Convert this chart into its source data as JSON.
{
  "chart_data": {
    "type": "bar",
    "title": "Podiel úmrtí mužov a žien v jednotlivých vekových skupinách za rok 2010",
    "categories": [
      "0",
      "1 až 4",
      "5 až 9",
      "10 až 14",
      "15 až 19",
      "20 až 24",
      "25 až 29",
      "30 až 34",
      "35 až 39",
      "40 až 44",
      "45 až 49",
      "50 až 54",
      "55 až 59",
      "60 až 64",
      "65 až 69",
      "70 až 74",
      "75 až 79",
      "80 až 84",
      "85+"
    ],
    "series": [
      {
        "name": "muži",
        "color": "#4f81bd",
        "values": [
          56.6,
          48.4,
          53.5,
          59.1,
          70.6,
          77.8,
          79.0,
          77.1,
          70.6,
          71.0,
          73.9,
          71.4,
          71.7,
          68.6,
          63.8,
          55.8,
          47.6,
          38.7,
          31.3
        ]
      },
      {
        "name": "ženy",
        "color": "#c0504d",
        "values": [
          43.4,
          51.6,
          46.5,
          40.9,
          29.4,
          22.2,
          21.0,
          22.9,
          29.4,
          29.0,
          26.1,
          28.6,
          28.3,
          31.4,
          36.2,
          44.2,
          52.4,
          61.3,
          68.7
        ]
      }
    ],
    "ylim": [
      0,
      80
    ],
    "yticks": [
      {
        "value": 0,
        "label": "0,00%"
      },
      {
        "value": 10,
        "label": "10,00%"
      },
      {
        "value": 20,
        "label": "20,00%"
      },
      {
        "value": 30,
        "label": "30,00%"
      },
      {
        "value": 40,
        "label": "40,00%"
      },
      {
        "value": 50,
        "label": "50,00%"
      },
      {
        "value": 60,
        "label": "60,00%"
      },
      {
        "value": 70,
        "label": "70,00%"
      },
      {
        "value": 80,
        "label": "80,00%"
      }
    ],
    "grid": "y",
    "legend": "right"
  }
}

===

Return all of the data exactly as it reads.

Convert this chart into its source data as JSON.
{
  "chart_data": {
    "type": "bar",
    "title": "Podiel úmrtí mužov a žien v jednotlivých vekových skupinách za rok 2010",
    "categories": [
      "0",
      "1 až 4",
      "5 až 9",
      "10 až 14",
      "15 až 19",
      "20 až 24",
      "25 až 29",
      "30 až 34",
      "35 až 39",
      "40 až 44",
      "45 až 49",
      "50 až 54",
      "55 až 59",
      "60 až 64",
      "65 až 69",
      "70 až 74",
      "75 až 79",
      "80 až 84",
      "85+"
    ],
    "series": [
      {
        "name": "muži",
        "color": "#4f81bd",
        "values": [
          56.6,
          48.4,
          53.5,
          59.1,
          70.6,
          77.8,
          79.0,
          77.1,
          70.6,
          71.0,
          73.9,
          71.4,
          71.7,
          68.6,
          63.8,
          55.8,
          47.6,
          38.7,
          31.3
        ]
      },
      {
        "name": "ženy",
        "color": "#c0504d",
        "values": [
          43.4,
          51.6,
          46.5,
          40.9,
          29.4,
          22.2,
          21.0,
          22.9,
          29.4,
          29.0,
          26.1,
          28.6,
          28.3,
          31.4,
          36.2,
          44.2,
          52.4,
          61.3,
          68.7
        ]
      }
    ],
    "ylim": [
      0,
      80
    ],
    "yticks": [
      {
        "value": 0,
        "label": "0,00%"
      },
      {
        "value": 10,
        "label": "10,00%"
      },
      {
        "value": 20,
        "label": "20,00%"
      },
      {
        "value": 30,
        "label": "30,00%"
      },
      {
        "value": 40,
        "label": "40,00%"
      },
      {
        "value": 50,
        "label": "50,00%"
      },
      {
        "value": 60,
        "label": "60,00%"
      },
      {
        "value": 70,
        "label": "70,00%"
      },
      {
        "value": 80,
        "label": "80,00%"
      }
    ],
    "grid": "y",
    "legend": "right"
  }
}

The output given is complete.